[START RECORDS TO PROCESS]

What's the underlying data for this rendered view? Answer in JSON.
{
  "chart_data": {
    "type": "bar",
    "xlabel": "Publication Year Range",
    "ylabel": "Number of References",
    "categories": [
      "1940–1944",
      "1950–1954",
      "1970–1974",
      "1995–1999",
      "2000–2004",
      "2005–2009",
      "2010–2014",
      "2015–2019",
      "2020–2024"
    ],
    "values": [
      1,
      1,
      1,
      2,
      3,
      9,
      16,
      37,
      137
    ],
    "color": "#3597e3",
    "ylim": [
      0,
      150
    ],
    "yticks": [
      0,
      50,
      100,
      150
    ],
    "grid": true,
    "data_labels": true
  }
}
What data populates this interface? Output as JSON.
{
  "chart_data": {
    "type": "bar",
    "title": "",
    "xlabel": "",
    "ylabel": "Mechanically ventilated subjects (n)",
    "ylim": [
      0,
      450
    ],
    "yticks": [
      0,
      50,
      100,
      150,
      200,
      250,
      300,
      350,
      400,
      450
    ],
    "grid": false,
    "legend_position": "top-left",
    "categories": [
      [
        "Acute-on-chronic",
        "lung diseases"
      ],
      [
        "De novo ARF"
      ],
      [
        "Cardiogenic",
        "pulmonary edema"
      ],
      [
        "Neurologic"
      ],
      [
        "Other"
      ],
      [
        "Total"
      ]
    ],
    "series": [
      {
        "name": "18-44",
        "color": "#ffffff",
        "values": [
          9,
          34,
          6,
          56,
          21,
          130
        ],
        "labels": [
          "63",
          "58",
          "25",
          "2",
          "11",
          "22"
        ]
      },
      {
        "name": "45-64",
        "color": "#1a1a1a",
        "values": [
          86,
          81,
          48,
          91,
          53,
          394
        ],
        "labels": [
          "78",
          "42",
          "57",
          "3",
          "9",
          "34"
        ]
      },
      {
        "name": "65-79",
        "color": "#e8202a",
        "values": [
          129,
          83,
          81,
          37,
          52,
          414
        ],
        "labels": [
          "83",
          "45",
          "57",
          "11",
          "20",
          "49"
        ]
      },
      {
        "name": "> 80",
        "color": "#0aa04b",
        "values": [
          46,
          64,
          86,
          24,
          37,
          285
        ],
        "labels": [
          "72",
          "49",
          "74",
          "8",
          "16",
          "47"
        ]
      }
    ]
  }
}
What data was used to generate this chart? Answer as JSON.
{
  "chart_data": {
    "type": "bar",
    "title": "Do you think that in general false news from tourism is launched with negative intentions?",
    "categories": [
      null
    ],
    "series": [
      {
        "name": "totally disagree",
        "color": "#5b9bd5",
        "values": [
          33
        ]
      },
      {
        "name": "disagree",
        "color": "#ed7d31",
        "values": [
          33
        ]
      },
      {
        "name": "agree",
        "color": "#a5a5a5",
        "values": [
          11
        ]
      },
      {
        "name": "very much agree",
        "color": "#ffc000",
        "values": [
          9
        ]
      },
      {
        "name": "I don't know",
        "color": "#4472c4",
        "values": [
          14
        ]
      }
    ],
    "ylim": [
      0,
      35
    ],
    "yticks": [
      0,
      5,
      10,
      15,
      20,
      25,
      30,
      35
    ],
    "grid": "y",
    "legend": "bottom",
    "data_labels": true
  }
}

[END RECORDS TO PROCESS]

_OBJECTIVE:_ Copy every line of the material, please, keeping it exactly the same.

_RESULT:_
What's the underlying data for this rendered view? Answer in JSON.
{
  "chart_data": {
    "type": "bar",
    "xlabel": "Publication Year Range",
    "ylabel": "Number of References",
    "categories": [
      "1940–1944",
      "1950–1954",
      "1970–1974",
      "1995–1999",
      "2000–2004",
      "2005–2009",
      "2010–2014",
      "2015–2019",
      "2020–2024"
    ],
    "values": [
      1,
      1,
      1,
      2,
      3,
      9,
      16,
      37,
      137
    ],
    "color": "#3597e3",
    "ylim": [
      0,
      150
    ],
    "yticks": [
      0,
      50,
      100,
      150
    ],
    "grid": true,
    "data_labels": true
  }
}
What data populates this interface? Output as JSON.
{
  "chart_data": {
    "type": "bar",
    "title": "",
    "xlabel": "",
    "ylabel": "Mechanically ventilated subjects (n)",
    "ylim": [
      0,
      450
    ],
    "yticks": [
      0,
      50,
      100,
      150,
      200,
      250,
      300,
      350,
      400,
      450
    ],
    "grid": false,
    "legend_position": "top-left",
    "categories": [
      [
        "Acute-on-chronic",
        "lung diseases"
      ],
      [
        "De novo ARF"
      ],
      [
        "Cardiogenic",
        "pulmonary edema"
      ],
      [
        "Neurologic"
      ],
      [
        "Other"
      ],
      [
        "Total"
      ]
    ],
    "series": [
      {
        "name": "18-44",
        "color": "#ffffff",
        "values": [
          9,
          34,
          6,
          56,
          21,
          130
        ],
        "labels": [
          "63",
          "58",
          "25",
          "2",
          "11",
          "22"
        ]
      },
      {
        "name": "45-64",
        "color": "#1a1a1a",
        "values": [
          86,
          81,
          48,
          91,
          53,
          394
        ],
        "labels": [
          "78",
          "42",
          "57",
          "3",
          "9",
          "34"
        ]
      },
      {
        "name": "65-79",
        "color": "#e8202a",
        "values": [
          129,
          83,
          81,
          37,
          52,
          414
        ],
        "labels": [
          "83",
          "45",
          "57",
          "11",
          "20",
          "49"
        ]
      },
      {
        "name": "> 80",
        "color": "#0aa04b",
        "values": [
          46,
          64,
          86,
          24,
          37,
          285
        ],
        "labels": [
          "72",
          "49",
          "74",
          "8",
          "16",
          "47"
        ]
      }
    ]
  }
}
What data was used to generate this chart? Answer as JSON.
{
  "chart_data": {
    "type": "bar",
    "title": "Do you think that in general false news from tourism is launched with negative intentions?",
    "categories": [
      null
    ],
    "series": [
      {
        "name": "totally disagree",
        "color": "#5b9bd5",
        "values": [
          33
        ]
      },
      {
        "name": "disagree",
        "color": "#ed7d31",
        "values": [
          33
        ]
      },
      {
        "name": "agree",
        "color": "#a5a5a5",
        "values": [
          11
        ]
      },
      {
        "name": "very much agree",
        "color": "#ffc000",
        "values": [
          9
        ]
      },
      {
        "name": "I don't know",
        "color": "#4472c4",
        "values": [
          14
        ]
      }
    ],
    "ylim": [
      0,
      35
    ],
    "yticks": [
      0,
      5,
      10,
      15,
      20,
      25,
      30,
      35
    ],
    "grid": "y",
    "legend": "bottom",
    "data_labels": true
  }
}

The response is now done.